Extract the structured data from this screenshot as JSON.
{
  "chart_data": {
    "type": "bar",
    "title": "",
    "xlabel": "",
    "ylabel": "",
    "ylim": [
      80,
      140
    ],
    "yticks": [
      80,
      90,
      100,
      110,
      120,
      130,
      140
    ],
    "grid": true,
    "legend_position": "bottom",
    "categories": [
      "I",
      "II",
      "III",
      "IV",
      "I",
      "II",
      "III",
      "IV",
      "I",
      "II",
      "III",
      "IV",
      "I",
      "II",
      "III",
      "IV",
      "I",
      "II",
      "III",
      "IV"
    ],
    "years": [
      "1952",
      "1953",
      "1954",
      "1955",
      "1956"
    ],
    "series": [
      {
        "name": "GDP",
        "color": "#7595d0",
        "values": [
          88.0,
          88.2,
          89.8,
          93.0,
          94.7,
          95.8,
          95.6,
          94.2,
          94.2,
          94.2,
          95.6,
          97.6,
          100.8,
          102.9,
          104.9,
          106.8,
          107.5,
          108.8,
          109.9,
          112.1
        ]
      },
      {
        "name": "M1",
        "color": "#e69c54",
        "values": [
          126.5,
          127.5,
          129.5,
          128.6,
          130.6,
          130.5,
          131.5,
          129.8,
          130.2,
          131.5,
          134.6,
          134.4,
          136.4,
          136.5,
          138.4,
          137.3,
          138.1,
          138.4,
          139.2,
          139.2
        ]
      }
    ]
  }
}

^^^^

* GIVEN INSTRUCTION: Quote every record above exactly.

* RESPONSE TO THIS TASK:
Extract the structured data from this screenshot as JSON.
{
  "chart_data": {
    "type": "bar",
    "title": "",
    "xlabel": "",
    "ylabel": "",
    "ylim": [
      80,
      140
    ],
    "yticks": [
      80,
      90,
      100,
      110,
      120,
      130,
      140
    ],
    "grid": true,
    "legend_position": "bottom",
    "categories": [
      "I",
      "II",
      "III",
      "IV",
      "I",
      "II",
      "III",
      "IV",
      "I",
      "II",
      "III",
      "IV",
      "I",
      "II",
      "III",
      "IV",
      "I",
      "II",
      "III",
      "IV"
    ],
    "years": [
      "1952",
      "1953",
      "1954",
      "1955",
      "1956"
    ],
    "series": [
      {
        "name": "GDP",
        "color": "#7595d0",
        "values": [
          88.0,
          88.2,
          89.8,
          93.0,
          94.7,
          95.8,
          95.6,
          94.2,
          94.2,
          94.2,
          95.6,
          97.6,
          100.8,
          102.9,
          104.9,
          106.8,
          107.5,
          108.8,
          109.9,
          112.1
        ]
      },
      {
        "name": "M1",
        "color": "#e69c54",
        "values": [
          126.5,
          127.5,
          129.5,
          128.6,
          130.6,
          130.5,
          131.5,
          129.8,
          130.2,
          131.5,
          134.6,
          134.4,
          136.4,
          136.5,
          138.4,
          137.3,
          138.1,
          138.4,
          139.2,
          139.2
        ]
      }
    ]
  }
}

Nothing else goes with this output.